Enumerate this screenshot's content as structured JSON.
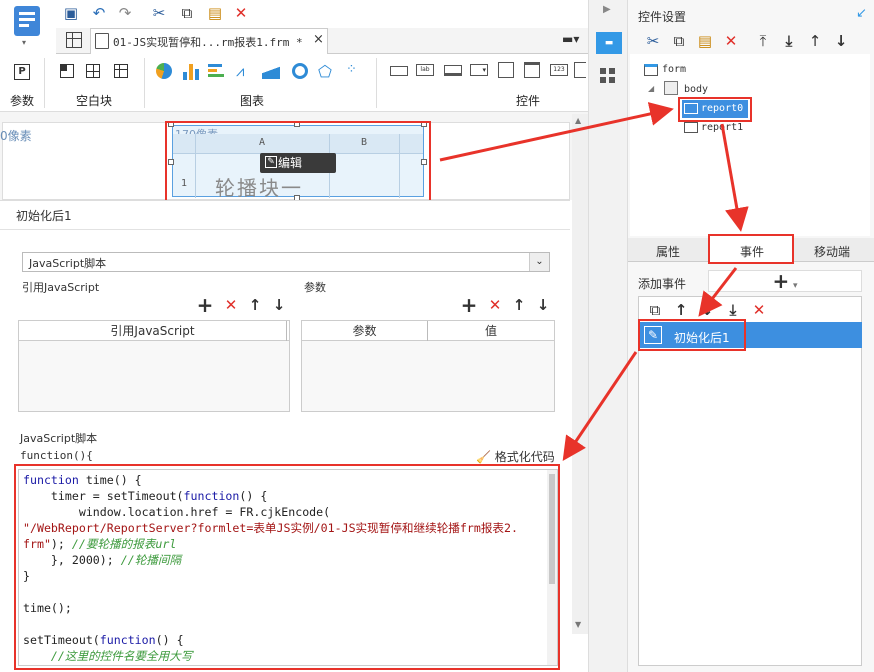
{
  "toolbar": {
    "groups": {
      "param": "参数",
      "blank_block": "空白块",
      "chart": "图表",
      "widget": "控件"
    }
  },
  "tab": {
    "title": "01-JS实现暂停和...rm报表1.frm *",
    "close": "×"
  },
  "canvas": {
    "left_px_label": "0像素",
    "widget_px_label": "170像素",
    "col_a": "A",
    "col_b": "B",
    "row_1": "1",
    "carousel_text": "轮播块一",
    "edit_button": "编辑"
  },
  "event_editor": {
    "event_title": "初始化后1",
    "script_type": "JavaScript脚本",
    "ref_js_label": "引用JavaScript",
    "param_label": "参数",
    "ref_js_col": "引用JavaScript",
    "param_col": "参数",
    "value_col": "值",
    "script_section_label": "JavaScript脚本",
    "function_head": "function(){",
    "format_code": "格式化代码",
    "code": {
      "l1a": "function",
      "l1b": " time() {",
      "l2a": "    timer = setTimeout(",
      "l2b": "function",
      "l2c": "() {",
      "l3": "        window.location.href = FR.cjkEncode(",
      "l4": "\"/WebReport/ReportServer?formlet=表单JS实例/01-JS实现暂停和继续轮播frm报表2.",
      "l5a": "frm\"",
      "l5b": "); ",
      "l5c": "//要轮播的报表url",
      "l6a": "    }, 2000); ",
      "l6b": "//轮播间隔",
      "l7": "}",
      "l8": "",
      "l9": "time();",
      "l10": "",
      "l11a": "setTimeout(",
      "l11b": "function",
      "l11c": "() {",
      "l12": "    //这里的控件名要全用大写"
    }
  },
  "right_panel": {
    "title": "控件设置",
    "tree": {
      "form": "form",
      "body": "body",
      "report0": "report0",
      "report1": "report1"
    },
    "tabs": {
      "properties": "属性",
      "events": "事件",
      "mobile": "移动端"
    },
    "add_event_label": "添加事件",
    "add_symbol": "+",
    "event_item": "初始化后1"
  },
  "colors": {
    "accent": "#3399e6",
    "highlight": "#e8332a",
    "selected_row": "#3d8fe0"
  }
}
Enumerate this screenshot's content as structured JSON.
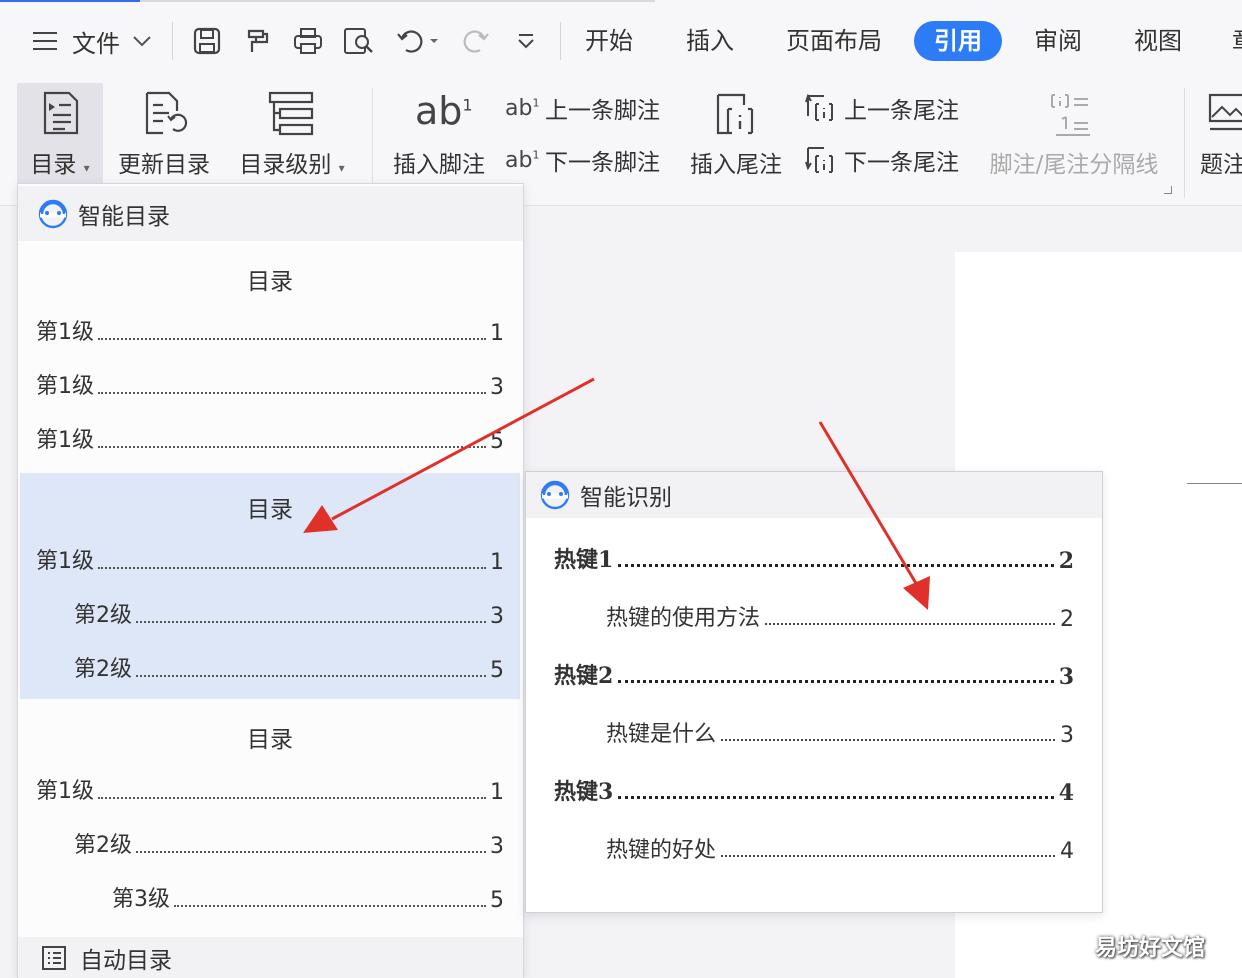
{
  "colors": {
    "accent": "#2b7cf6",
    "arrow": "#e0302a",
    "highlight": "#dde7f7"
  },
  "tabbar": {
    "file_label": "文件",
    "tabs": [
      "开始",
      "插入",
      "页面布局",
      "引用",
      "审阅",
      "视图",
      "章"
    ],
    "active_tab": "引用",
    "icons": [
      "menu-icon",
      "chevron-down-icon",
      "save-icon",
      "format-painter-icon",
      "print-icon",
      "print-preview-icon",
      "undo-icon",
      "redo-icon",
      "more-icon"
    ]
  },
  "ribbon": {
    "toc_label": "目录",
    "update_toc_label": "更新目录",
    "toc_level_label": "目录级别",
    "insert_footnote_label": "插入脚注",
    "prev_footnote_label": "上一条脚注",
    "next_footnote_label": "下一条脚注",
    "insert_endnote_label": "插入尾注",
    "prev_endnote_label": "上一条尾注",
    "next_endnote_label": "下一条尾注",
    "separator_label": "脚注/尾注分隔线",
    "caption_label": "题注"
  },
  "dropdown": {
    "smart_toc_label": "智能目录",
    "auto_toc_label": "自动目录",
    "previews": [
      {
        "title": "目录",
        "rows": [
          {
            "label": "第1级",
            "page": "1"
          },
          {
            "label": "第1级",
            "page": "3"
          },
          {
            "label": "第1级",
            "page": "5"
          }
        ]
      },
      {
        "title": "目录",
        "rows": [
          {
            "label": "第1级",
            "page": "1"
          },
          {
            "label": "第2级",
            "page": "3"
          },
          {
            "label": "第2级",
            "page": "5"
          }
        ]
      },
      {
        "title": "目录",
        "rows": [
          {
            "label": "第1级",
            "page": "1"
          },
          {
            "label": "第2级",
            "page": "3"
          },
          {
            "label": "第3级",
            "page": "5"
          }
        ]
      }
    ]
  },
  "smart_panel": {
    "title": "智能识别",
    "rows": [
      {
        "label": "热键1",
        "page": "2"
      },
      {
        "label": "热键的使用方法",
        "page": "2"
      },
      {
        "label": "热键2",
        "page": "3"
      },
      {
        "label": "热键是什么",
        "page": "3"
      },
      {
        "label": "热键3",
        "page": "4"
      },
      {
        "label": "热键的好处",
        "page": "4"
      }
    ]
  },
  "watermark": "易坊好文馆"
}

- - - - -

## WHAT IS EXPECTED
Your task is to copy the entries in full and exactly, without any images.

## WRITTEN RESPONSE
Enumerate this screenshot's content as structured JSON.
{
  "toolbar": {
    "groups": {
      "param": "参数",
      "blank_block": "空白块",
      "chart": "图表",
      "widget": "控件"
    }
  },
  "tab": {
    "title": "01-JS实现暂停和...rm报表1.frm *",
    "close": "×"
  },
  "canvas": {
    "left_px_label": "0像素",
    "widget_px_label": "170像素",
    "col_a": "A",
    "col_b": "B",
    "row_1": "1",
    "carousel_text": "轮播块一",
    "edit_button": "编辑"
  },
  "event_editor": {
    "event_title": "初始化后1",
    "script_type": "JavaScript脚本",
    "ref_js_label": "引用JavaScript",
    "param_label": "参数",
    "ref_js_col": "引用JavaScript",
    "param_col": "参数",
    "value_col": "值",
    "script_section_label": "JavaScript脚本",
    "function_head": "function(){",
    "format_code": "格式化代码",
    "code": {
      "l1a": "function",
      "l1b": " time() {",
      "l2a": "    timer = setTimeout(",
      "l2b": "function",
      "l2c": "() {",
      "l3": "        window.location.href = FR.cjkEncode(",
      "l4": "\"/WebReport/ReportServer?formlet=表单JS实例/01-JS实现暂停和继续轮播frm报表2.",
      "l5a": "frm\"",
      "l5b": "); ",
      "l5c": "//要轮播的报表url",
      "l6a": "    }, 2000); ",
      "l6b": "//轮播间隔",
      "l7": "}",
      "l8": "",
      "l9": "time();",
      "l10": "",
      "l11a": "setTimeout(",
      "l11b": "function",
      "l11c": "() {",
      "l12": "    //这里的控件名要全用大写"
    }
  },
  "right_panel": {
    "title": "控件设置",
    "tree": {
      "form": "form",
      "body": "body",
      "report0": "report0",
      "report1": "report1"
    },
    "tabs": {
      "properties": "属性",
      "events": "事件",
      "mobile": "移动端"
    },
    "add_event_label": "添加事件",
    "add_symbol": "+",
    "event_item": "初始化后1"
  },
  "colors": {
    "accent": "#3399e6",
    "highlight": "#e8332a",
    "selected_row": "#3d8fe0"
  }
}
Enumerate this screenshot's content as structured JSON.
{
  "colors": {
    "accent": "#2b7cf6",
    "arrow": "#e0302a",
    "highlight": "#dde7f7"
  },
  "tabbar": {
    "file_label": "文件",
    "tabs": [
      "开始",
      "插入",
      "页面布局",
      "引用",
      "审阅",
      "视图",
      "章"
    ],
    "active_tab": "引用",
    "icons": [
      "menu-icon",
      "chevron-down-icon",
      "save-icon",
      "format-painter-icon",
      "print-icon",
      "print-preview-icon",
      "undo-icon",
      "redo-icon",
      "more-icon"
    ]
  },
  "ribbon": {
    "toc_label": "目录",
    "update_toc_label": "更新目录",
    "toc_level_label": "目录级别",
    "insert_footnote_label": "插入脚注",
    "prev_footnote_label": "上一条脚注",
    "next_footnote_label": "下一条脚注",
    "insert_endnote_label": "插入尾注",
    "prev_endnote_label": "上一条尾注",
    "next_endnote_label": "下一条尾注",
    "separator_label": "脚注/尾注分隔线",
    "caption_label": "题注"
  },
  "dropdown": {
    "smart_toc_label": "智能目录",
    "auto_toc_label": "自动目录",
    "previews": [
      {
        "title": "目录",
        "rows": [
          {
            "label": "第1级",
            "page": "1"
          },
          {
            "label": "第1级",
            "page": "3"
          },
          {
            "label": "第1级",
            "page": "5"
          }
        ]
      },
      {
        "title": "目录",
        "rows": [
          {
            "label": "第1级",
            "page": "1"
          },
          {
            "label": "第2级",
            "page": "3"
          },
          {
            "label": "第2级",
            "page": "5"
          }
        ]
      },
      {
        "title": "目录",
        "rows": [
          {
            "label": "第1级",
            "page": "1"
          },
          {
            "label": "第2级",
            "page": "3"
          },
          {
            "label": "第3级",
            "page": "5"
          }
        ]
      }
    ]
  },
  "smart_panel": {
    "title": "智能识别",
    "rows": [
      {
        "label": "热键1",
        "page": "2"
      },
      {
        "label": "热键的使用方法",
        "page": "2"
      },
      {
        "label": "热键2",
        "page": "3"
      },
      {
        "label": "热键是什么",
        "page": "3"
      },
      {
        "label": "热键3",
        "page": "4"
      },
      {
        "label": "热键的好处",
        "page": "4"
      }
    ]
  },
  "watermark": "易坊好文馆"
}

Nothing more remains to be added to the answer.